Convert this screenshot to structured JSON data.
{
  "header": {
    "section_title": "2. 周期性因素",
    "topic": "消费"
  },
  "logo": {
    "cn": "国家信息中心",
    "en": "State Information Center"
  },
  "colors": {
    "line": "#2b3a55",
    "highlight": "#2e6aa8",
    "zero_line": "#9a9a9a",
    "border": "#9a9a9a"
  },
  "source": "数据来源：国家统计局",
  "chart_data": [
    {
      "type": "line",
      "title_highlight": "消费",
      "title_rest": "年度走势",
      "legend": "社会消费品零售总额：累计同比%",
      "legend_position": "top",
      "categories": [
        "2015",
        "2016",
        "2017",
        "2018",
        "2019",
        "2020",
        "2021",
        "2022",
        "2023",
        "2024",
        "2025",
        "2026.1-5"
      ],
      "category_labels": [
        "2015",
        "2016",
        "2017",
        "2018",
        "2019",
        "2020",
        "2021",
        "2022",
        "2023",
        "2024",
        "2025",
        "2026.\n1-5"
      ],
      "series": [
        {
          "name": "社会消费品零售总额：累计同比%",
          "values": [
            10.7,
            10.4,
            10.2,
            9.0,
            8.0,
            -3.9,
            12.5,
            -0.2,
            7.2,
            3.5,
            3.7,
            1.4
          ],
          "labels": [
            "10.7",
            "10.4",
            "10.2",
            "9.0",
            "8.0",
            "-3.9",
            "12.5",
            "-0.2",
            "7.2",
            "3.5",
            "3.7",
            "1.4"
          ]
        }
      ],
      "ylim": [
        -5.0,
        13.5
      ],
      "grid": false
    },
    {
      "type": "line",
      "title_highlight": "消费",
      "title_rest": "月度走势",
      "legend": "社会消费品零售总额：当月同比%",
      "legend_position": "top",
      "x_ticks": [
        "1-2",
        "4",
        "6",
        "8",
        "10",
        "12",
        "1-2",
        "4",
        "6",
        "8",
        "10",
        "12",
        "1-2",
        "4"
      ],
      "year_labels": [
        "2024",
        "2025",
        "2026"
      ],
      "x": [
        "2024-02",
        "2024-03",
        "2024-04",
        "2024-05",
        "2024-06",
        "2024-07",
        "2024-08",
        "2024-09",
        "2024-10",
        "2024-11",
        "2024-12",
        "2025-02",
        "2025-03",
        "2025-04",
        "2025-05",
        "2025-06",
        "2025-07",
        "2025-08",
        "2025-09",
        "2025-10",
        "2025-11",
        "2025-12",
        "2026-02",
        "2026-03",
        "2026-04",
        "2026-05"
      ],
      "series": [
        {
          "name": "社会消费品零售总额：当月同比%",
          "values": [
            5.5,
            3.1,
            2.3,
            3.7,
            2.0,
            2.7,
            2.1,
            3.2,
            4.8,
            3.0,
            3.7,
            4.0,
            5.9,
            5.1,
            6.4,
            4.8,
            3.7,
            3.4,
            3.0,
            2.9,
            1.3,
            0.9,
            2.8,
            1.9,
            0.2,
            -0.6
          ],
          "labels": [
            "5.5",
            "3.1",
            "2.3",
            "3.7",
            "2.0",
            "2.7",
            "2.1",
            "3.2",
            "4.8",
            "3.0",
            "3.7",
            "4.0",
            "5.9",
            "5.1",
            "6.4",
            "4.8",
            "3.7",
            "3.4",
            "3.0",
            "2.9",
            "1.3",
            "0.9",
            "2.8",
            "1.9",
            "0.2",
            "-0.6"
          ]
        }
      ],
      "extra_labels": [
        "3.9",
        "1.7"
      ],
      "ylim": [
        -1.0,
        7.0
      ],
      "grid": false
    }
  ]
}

━━━

__Exercise requirements__:
Write the complete data out, exactly as above.

__Full answer__:
Convert this screenshot to structured JSON data.
{
  "header": {
    "section_title": "2. 周期性因素",
    "topic": "消费"
  },
  "logo": {
    "cn": "国家信息中心",
    "en": "State Information Center"
  },
  "colors": {
    "line": "#2b3a55",
    "highlight": "#2e6aa8",
    "zero_line": "#9a9a9a",
    "border": "#9a9a9a"
  },
  "source": "数据来源：国家统计局",
  "chart_data": [
    {
      "type": "line",
      "title_highlight": "消费",
      "title_rest": "年度走势",
      "legend": "社会消费品零售总额：累计同比%",
      "legend_position": "top",
      "categories": [
        "2015",
        "2016",
        "2017",
        "2018",
        "2019",
        "2020",
        "2021",
        "2022",
        "2023",
        "2024",
        "2025",
        "2026.1-5"
      ],
      "category_labels": [
        "2015",
        "2016",
        "2017",
        "2018",
        "2019",
        "2020",
        "2021",
        "2022",
        "2023",
        "2024",
        "2025",
        "2026.\n1-5"
      ],
      "series": [
        {
          "name": "社会消费品零售总额：累计同比%",
          "values": [
            10.7,
            10.4,
            10.2,
            9.0,
            8.0,
            -3.9,
            12.5,
            -0.2,
            7.2,
            3.5,
            3.7,
            1.4
          ],
          "labels": [
            "10.7",
            "10.4",
            "10.2",
            "9.0",
            "8.0",
            "-3.9",
            "12.5",
            "-0.2",
            "7.2",
            "3.5",
            "3.7",
            "1.4"
          ]
        }
      ],
      "ylim": [
        -5.0,
        13.5
      ],
      "grid": false
    },
    {
      "type": "line",
      "title_highlight": "消费",
      "title_rest": "月度走势",
      "legend": "社会消费品零售总额：当月同比%",
      "legend_position": "top",
      "x_ticks": [
        "1-2",
        "4",
        "6",
        "8",
        "10",
        "12",
        "1-2",
        "4",
        "6",
        "8",
        "10",
        "12",
        "1-2",
        "4"
      ],
      "year_labels": [
        "2024",
        "2025",
        "2026"
      ],
      "x": [
        "2024-02",
        "2024-03",
        "2024-04",
        "2024-05",
        "2024-06",
        "2024-07",
        "2024-08",
        "2024-09",
        "2024-10",
        "2024-11",
        "2024-12",
        "2025-02",
        "2025-03",
        "2025-04",
        "2025-05",
        "2025-06",
        "2025-07",
        "2025-08",
        "2025-09",
        "2025-10",
        "2025-11",
        "2025-12",
        "2026-02",
        "2026-03",
        "2026-04",
        "2026-05"
      ],
      "series": [
        {
          "name": "社会消费品零售总额：当月同比%",
          "values": [
            5.5,
            3.1,
            2.3,
            3.7,
            2.0,
            2.7,
            2.1,
            3.2,
            4.8,
            3.0,
            3.7,
            4.0,
            5.9,
            5.1,
            6.4,
            4.8,
            3.7,
            3.4,
            3.0,
            2.9,
            1.3,
            0.9,
            2.8,
            1.9,
            0.2,
            -0.6
          ],
          "labels": [
            "5.5",
            "3.1",
            "2.3",
            "3.7",
            "2.0",
            "2.7",
            "2.1",
            "3.2",
            "4.8",
            "3.0",
            "3.7",
            "4.0",
            "5.9",
            "5.1",
            "6.4",
            "4.8",
            "3.7",
            "3.4",
            "3.0",
            "2.9",
            "1.3",
            "0.9",
            "2.8",
            "1.9",
            "0.2",
            "-0.6"
          ]
        }
      ],
      "extra_labels": [
        "3.9",
        "1.7"
      ],
      "ylim": [
        -1.0,
        7.0
      ],
      "grid": false
    }
  ]
}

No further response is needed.